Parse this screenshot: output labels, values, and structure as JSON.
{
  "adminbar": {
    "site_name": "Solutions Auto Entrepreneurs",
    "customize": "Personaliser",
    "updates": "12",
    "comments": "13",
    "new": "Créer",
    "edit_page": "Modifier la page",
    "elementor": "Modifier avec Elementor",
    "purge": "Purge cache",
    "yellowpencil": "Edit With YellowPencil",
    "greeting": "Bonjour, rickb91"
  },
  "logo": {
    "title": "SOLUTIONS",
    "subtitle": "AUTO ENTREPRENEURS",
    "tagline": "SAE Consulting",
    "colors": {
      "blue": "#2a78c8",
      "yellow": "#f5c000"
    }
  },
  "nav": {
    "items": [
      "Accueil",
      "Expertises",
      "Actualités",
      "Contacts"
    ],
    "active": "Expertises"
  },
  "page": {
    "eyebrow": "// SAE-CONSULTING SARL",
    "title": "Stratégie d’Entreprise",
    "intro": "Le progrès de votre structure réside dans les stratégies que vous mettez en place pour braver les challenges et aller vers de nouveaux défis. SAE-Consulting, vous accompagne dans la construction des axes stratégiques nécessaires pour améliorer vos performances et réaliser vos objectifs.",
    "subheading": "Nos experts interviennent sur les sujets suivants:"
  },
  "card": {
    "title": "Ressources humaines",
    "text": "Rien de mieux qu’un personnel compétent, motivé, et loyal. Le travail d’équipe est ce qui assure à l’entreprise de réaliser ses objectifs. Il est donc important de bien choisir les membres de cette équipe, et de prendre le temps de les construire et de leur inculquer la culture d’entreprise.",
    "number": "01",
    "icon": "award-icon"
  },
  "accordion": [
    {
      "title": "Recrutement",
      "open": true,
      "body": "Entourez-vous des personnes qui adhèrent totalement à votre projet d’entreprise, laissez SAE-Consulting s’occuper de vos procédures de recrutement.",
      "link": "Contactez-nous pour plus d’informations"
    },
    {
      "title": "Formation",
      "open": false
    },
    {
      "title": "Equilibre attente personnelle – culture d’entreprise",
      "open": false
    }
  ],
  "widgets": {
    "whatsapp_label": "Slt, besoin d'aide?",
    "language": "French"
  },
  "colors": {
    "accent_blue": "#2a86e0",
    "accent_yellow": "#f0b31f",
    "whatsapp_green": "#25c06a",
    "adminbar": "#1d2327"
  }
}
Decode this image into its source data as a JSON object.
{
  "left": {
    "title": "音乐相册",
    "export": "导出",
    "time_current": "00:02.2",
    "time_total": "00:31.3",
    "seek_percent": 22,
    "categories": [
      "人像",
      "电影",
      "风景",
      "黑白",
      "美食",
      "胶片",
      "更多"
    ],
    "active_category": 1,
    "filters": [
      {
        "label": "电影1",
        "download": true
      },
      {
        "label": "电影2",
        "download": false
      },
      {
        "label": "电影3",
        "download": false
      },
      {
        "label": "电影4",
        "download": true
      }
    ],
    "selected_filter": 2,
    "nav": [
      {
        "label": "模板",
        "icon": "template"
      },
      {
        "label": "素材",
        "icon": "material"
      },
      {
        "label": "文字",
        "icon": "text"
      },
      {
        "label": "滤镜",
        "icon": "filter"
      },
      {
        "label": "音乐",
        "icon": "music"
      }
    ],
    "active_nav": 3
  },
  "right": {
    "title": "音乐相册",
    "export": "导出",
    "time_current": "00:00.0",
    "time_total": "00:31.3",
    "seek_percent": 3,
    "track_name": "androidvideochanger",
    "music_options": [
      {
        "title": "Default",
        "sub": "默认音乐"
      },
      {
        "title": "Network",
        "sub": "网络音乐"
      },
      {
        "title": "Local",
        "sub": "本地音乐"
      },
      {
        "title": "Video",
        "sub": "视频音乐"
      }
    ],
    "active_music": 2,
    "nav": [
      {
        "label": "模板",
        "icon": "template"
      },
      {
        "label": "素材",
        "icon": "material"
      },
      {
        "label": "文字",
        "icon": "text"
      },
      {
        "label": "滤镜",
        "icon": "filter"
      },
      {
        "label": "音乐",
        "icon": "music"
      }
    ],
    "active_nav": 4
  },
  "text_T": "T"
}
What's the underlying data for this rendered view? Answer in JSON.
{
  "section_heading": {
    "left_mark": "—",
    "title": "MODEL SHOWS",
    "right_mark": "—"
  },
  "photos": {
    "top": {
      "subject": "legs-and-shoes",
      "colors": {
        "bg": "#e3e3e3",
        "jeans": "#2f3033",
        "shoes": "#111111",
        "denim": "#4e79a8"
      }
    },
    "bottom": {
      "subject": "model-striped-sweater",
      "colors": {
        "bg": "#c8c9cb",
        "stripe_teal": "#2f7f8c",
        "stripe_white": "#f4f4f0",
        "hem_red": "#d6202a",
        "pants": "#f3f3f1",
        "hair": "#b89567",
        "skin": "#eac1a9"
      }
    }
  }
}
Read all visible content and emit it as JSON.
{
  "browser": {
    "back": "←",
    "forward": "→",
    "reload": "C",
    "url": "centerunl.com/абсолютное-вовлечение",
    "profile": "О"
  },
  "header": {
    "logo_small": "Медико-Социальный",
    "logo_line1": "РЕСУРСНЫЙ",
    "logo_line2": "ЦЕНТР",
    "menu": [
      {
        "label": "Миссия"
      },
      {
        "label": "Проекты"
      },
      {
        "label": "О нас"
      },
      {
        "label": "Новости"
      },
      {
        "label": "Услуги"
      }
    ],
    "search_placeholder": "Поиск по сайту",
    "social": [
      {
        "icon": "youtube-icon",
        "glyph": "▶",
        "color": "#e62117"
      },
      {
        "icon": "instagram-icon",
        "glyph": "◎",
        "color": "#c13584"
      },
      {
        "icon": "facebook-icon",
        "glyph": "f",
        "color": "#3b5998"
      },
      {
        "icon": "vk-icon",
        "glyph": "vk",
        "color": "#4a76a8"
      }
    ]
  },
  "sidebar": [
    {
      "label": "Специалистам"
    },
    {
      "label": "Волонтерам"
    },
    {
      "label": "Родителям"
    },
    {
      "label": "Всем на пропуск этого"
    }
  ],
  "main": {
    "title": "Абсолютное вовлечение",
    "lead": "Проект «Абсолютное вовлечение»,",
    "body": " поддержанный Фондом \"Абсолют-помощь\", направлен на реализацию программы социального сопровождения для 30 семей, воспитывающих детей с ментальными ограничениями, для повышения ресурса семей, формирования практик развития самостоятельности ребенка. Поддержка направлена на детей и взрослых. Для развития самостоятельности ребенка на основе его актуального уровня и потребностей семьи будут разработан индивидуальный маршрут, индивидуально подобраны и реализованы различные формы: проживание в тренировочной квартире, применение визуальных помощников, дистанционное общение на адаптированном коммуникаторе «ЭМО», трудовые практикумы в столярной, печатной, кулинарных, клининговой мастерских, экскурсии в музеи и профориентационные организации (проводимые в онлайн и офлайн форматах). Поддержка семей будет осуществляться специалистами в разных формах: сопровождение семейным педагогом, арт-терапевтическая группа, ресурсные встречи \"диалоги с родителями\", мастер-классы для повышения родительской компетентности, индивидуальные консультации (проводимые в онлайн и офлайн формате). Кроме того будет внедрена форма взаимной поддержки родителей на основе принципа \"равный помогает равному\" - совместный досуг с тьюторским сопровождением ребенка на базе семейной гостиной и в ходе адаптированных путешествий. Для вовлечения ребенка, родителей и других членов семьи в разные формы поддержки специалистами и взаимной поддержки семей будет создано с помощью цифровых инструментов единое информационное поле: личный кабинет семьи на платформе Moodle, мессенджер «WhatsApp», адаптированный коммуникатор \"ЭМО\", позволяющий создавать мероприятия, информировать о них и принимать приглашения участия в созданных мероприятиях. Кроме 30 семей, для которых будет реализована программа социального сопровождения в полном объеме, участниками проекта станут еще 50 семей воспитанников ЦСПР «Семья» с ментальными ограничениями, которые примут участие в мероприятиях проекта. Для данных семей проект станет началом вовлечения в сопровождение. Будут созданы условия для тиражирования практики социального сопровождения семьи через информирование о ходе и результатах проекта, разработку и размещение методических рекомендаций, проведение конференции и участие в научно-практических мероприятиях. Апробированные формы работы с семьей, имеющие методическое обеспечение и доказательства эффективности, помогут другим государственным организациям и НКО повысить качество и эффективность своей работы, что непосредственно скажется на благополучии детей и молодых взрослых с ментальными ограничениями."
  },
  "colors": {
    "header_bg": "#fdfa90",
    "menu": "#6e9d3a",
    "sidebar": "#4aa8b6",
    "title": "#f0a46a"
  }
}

++++++++++

[EXERCISE DESCRIPTION] Look over the listing. Pull out every line with the string "vous" in it.

[TASK RESULT]
    "intro": "Le progrès de votre structure réside dans les stratégies que vous mettez en place pour braver les challenges et aller vers de nouveaux défis. SAE-Consulting, vous accompagne dans la construction des axes stratégiques nécessaires pour améliorer vos performances et réaliser vos objectifs.",
      "body": "Entourez-vous des personnes qui adhèrent totalement à votre projet d’entreprise, laissez SAE-Consulting s’occuper de vos procédures de recrutement.",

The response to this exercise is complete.